Request: Pull out each line of the material that contains the string "Cinematic", and copy every one of them in full.
** Start Provided information **
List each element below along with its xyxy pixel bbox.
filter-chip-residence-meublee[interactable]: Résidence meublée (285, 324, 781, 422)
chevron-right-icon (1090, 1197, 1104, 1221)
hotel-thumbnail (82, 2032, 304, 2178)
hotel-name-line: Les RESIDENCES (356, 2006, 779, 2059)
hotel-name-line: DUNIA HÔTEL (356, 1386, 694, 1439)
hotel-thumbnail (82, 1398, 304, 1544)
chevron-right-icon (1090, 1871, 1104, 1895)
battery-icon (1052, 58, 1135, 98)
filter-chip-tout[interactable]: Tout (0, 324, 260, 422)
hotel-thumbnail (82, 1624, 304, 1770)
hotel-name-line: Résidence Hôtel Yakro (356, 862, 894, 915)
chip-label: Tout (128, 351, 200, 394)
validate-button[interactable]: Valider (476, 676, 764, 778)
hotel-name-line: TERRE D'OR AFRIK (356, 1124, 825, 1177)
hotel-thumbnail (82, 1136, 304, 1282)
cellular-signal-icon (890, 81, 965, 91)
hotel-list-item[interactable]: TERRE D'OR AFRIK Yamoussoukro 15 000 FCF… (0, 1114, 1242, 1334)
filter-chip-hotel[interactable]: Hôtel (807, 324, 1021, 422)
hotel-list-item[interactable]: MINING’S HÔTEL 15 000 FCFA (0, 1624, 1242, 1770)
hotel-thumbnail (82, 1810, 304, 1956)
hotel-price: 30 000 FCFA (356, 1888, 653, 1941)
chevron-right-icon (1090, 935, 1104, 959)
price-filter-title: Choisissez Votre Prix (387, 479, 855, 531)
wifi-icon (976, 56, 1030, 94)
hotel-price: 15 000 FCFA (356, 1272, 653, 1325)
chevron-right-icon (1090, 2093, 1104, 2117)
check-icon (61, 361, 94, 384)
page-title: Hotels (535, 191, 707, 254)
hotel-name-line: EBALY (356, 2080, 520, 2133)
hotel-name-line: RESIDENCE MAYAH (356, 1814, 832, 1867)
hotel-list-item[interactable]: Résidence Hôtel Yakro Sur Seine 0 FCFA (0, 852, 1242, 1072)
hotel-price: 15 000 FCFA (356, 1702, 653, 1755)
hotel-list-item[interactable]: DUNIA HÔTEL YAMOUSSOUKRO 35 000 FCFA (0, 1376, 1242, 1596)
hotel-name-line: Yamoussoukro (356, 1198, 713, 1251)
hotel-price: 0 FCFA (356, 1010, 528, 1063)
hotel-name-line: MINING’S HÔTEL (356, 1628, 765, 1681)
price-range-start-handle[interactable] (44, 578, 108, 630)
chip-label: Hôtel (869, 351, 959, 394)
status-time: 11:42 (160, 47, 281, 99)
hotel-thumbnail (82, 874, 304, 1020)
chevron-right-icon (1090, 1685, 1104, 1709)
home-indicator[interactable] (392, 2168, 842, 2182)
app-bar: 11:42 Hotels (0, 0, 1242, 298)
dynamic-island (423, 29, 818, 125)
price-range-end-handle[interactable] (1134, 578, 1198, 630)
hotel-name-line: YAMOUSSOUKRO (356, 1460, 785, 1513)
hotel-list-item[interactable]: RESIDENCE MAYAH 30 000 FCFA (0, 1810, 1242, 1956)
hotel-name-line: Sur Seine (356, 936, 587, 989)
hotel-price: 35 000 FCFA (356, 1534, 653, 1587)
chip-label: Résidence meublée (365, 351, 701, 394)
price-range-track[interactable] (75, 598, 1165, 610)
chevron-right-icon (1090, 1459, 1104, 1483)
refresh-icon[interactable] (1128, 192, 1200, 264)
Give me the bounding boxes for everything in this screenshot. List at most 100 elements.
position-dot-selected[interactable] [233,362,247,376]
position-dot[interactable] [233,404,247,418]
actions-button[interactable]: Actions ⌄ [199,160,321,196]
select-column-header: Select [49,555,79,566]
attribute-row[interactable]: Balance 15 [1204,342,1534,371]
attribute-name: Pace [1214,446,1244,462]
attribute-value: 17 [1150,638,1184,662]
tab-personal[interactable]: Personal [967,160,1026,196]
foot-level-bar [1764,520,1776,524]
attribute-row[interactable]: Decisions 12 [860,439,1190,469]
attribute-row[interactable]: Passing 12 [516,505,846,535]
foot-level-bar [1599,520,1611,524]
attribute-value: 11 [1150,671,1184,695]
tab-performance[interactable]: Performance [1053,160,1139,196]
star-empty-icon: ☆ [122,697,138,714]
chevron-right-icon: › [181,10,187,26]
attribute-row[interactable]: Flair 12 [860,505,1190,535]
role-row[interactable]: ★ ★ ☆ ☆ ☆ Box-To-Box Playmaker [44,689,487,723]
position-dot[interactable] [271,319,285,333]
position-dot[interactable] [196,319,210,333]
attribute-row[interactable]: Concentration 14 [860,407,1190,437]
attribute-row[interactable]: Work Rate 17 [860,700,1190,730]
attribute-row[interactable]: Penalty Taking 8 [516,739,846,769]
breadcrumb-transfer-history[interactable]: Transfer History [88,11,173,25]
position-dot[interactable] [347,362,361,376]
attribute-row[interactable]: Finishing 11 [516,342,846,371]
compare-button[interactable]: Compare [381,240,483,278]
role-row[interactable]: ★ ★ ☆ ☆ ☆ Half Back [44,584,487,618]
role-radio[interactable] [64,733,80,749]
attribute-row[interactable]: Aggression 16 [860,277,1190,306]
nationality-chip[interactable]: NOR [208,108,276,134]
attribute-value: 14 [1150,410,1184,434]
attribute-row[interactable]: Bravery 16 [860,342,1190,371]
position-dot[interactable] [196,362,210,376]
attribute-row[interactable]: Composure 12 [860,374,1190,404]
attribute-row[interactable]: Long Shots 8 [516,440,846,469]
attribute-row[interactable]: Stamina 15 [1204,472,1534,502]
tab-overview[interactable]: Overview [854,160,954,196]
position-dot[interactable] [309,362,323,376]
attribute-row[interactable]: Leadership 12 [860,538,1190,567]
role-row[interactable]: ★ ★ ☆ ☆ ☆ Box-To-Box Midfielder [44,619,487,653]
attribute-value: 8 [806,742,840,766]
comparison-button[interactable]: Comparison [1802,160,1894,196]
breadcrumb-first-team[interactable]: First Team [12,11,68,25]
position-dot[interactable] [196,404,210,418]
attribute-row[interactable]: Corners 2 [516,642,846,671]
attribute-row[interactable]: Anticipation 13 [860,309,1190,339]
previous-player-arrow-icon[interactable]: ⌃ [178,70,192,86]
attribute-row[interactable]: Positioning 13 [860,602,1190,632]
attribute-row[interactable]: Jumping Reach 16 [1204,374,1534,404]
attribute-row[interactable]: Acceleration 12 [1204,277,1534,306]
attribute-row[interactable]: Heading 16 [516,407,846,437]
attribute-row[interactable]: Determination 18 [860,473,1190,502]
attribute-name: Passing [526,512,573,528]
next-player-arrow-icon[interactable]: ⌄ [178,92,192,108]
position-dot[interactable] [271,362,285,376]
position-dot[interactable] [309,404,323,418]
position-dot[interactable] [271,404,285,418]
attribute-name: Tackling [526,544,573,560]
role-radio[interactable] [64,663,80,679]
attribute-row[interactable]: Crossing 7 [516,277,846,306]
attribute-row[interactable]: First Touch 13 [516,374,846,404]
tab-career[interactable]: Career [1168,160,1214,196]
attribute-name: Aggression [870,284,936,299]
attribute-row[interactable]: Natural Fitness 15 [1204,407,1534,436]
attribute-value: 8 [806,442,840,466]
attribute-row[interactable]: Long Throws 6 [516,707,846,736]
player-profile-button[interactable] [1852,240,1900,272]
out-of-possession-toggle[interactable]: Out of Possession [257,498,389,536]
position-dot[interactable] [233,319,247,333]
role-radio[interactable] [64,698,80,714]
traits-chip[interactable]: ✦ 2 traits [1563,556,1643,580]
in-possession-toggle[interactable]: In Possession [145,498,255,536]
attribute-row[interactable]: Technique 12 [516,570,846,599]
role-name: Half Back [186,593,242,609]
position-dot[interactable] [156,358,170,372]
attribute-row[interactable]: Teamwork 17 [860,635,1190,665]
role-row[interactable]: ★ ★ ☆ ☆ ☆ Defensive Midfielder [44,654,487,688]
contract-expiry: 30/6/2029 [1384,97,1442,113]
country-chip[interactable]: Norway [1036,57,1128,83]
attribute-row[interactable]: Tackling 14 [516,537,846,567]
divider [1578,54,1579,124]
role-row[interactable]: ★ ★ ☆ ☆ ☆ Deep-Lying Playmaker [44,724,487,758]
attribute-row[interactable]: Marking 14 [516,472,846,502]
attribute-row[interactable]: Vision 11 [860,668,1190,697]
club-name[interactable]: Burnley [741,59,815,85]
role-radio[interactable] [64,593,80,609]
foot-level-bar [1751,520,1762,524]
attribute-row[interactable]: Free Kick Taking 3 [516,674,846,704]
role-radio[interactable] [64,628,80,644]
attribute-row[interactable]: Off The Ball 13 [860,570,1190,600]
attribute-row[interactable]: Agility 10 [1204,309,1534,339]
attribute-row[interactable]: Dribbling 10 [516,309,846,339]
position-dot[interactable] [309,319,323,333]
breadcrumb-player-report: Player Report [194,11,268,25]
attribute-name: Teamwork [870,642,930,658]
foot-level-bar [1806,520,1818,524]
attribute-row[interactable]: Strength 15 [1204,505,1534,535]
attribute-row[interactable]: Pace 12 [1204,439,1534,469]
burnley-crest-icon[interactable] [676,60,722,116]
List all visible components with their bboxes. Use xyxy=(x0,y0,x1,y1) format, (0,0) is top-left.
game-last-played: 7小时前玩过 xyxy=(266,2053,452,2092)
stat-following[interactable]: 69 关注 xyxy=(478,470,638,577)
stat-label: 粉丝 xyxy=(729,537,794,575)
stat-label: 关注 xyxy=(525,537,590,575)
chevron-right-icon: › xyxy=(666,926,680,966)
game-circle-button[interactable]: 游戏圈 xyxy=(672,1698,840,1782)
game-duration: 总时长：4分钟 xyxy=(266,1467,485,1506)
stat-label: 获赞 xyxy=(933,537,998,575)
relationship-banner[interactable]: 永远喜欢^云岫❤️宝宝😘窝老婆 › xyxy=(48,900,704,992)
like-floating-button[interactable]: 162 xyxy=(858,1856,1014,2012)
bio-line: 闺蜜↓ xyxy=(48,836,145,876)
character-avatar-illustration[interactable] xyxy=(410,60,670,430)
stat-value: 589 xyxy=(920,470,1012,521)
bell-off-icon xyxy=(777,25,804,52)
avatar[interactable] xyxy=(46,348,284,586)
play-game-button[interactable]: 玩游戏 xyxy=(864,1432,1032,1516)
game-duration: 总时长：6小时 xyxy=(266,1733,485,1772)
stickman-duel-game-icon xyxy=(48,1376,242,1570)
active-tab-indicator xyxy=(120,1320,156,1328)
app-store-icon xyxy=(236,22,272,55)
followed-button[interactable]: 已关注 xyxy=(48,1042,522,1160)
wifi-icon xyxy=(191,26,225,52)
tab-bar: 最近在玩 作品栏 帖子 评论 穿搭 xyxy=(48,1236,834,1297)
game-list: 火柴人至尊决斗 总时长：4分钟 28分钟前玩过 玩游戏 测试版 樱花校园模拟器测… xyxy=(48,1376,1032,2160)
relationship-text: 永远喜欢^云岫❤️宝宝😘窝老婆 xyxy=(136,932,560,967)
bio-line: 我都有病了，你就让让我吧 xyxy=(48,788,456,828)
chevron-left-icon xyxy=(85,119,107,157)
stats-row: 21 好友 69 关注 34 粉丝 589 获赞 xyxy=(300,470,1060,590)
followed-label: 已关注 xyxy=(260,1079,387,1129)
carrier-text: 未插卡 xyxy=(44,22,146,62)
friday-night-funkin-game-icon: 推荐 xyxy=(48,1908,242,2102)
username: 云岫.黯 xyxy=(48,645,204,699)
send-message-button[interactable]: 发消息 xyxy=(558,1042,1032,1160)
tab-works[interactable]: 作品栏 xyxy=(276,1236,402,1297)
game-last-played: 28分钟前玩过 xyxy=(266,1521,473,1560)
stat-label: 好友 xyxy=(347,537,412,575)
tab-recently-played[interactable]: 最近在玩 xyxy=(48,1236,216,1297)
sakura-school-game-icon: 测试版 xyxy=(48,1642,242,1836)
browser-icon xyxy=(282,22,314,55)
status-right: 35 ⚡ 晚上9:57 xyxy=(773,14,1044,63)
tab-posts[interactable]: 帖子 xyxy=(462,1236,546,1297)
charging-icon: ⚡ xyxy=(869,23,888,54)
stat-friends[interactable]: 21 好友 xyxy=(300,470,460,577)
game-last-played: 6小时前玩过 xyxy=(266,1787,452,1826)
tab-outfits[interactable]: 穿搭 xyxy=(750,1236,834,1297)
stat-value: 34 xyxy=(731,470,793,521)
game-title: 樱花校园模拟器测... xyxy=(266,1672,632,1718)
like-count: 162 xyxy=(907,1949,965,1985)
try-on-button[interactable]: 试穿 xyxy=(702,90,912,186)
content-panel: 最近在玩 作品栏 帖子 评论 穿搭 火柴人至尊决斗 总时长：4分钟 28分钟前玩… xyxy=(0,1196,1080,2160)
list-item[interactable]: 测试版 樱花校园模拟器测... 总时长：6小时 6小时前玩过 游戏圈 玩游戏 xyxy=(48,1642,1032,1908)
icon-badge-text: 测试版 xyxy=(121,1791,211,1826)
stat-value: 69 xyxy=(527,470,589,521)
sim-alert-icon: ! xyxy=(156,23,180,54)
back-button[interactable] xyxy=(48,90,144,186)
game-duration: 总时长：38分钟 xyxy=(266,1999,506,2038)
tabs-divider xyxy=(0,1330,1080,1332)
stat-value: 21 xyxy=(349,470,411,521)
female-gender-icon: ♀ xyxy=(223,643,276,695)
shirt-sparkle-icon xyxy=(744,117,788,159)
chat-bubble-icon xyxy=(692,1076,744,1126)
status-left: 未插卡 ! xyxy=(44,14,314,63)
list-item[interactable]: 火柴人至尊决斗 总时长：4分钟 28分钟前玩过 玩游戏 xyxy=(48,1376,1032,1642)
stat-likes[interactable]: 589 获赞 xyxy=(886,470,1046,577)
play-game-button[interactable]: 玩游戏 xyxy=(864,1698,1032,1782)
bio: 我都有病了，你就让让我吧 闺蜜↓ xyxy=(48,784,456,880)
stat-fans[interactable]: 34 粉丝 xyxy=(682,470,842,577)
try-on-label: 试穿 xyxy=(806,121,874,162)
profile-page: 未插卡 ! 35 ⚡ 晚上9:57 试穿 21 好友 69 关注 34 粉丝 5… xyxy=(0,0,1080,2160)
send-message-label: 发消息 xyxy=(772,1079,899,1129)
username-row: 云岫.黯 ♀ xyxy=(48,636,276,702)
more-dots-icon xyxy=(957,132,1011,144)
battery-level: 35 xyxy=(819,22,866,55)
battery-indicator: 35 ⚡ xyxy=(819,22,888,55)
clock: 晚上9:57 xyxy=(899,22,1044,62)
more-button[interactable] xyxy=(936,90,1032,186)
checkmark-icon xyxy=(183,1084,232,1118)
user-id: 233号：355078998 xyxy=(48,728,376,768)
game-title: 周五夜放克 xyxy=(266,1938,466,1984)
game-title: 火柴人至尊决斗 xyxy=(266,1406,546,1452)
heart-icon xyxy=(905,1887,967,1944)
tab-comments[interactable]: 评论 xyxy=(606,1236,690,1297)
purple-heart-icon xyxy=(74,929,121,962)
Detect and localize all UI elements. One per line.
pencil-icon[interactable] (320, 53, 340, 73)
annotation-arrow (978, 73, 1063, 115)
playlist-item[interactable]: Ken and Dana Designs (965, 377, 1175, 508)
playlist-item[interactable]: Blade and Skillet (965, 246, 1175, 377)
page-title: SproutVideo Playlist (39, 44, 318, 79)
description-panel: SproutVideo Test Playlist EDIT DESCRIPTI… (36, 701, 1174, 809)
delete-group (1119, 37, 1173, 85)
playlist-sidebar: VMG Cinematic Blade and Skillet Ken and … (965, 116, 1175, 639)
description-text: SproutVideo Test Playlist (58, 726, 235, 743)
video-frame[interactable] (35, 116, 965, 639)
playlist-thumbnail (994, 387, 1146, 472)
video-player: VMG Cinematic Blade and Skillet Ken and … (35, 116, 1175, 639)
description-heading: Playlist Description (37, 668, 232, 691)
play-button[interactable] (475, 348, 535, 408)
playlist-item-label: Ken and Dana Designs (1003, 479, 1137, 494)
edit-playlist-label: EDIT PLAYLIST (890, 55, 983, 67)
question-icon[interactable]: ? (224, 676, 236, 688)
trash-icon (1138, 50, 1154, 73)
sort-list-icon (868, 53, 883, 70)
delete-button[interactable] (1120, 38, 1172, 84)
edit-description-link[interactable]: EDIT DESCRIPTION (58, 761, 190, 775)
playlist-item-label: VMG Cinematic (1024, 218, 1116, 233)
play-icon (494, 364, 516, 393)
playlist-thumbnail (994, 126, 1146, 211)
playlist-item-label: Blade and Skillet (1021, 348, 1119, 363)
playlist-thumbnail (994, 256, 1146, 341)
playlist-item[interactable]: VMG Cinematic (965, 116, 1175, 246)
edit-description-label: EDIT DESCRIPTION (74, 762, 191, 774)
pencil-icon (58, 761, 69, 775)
** End Provided information **
Answer below:
playlist-sidebar: VMG Cinematic Blade and Skillet Ken and … (965, 116, 1175, 639)
video-player: VMG Cinematic Blade and Skillet Ken and … (35, 116, 1175, 639)
playlist-item-label: VMG Cinematic (1024, 218, 1116, 233)
playlist-item[interactable]: VMG Cinematic (965, 116, 1175, 246)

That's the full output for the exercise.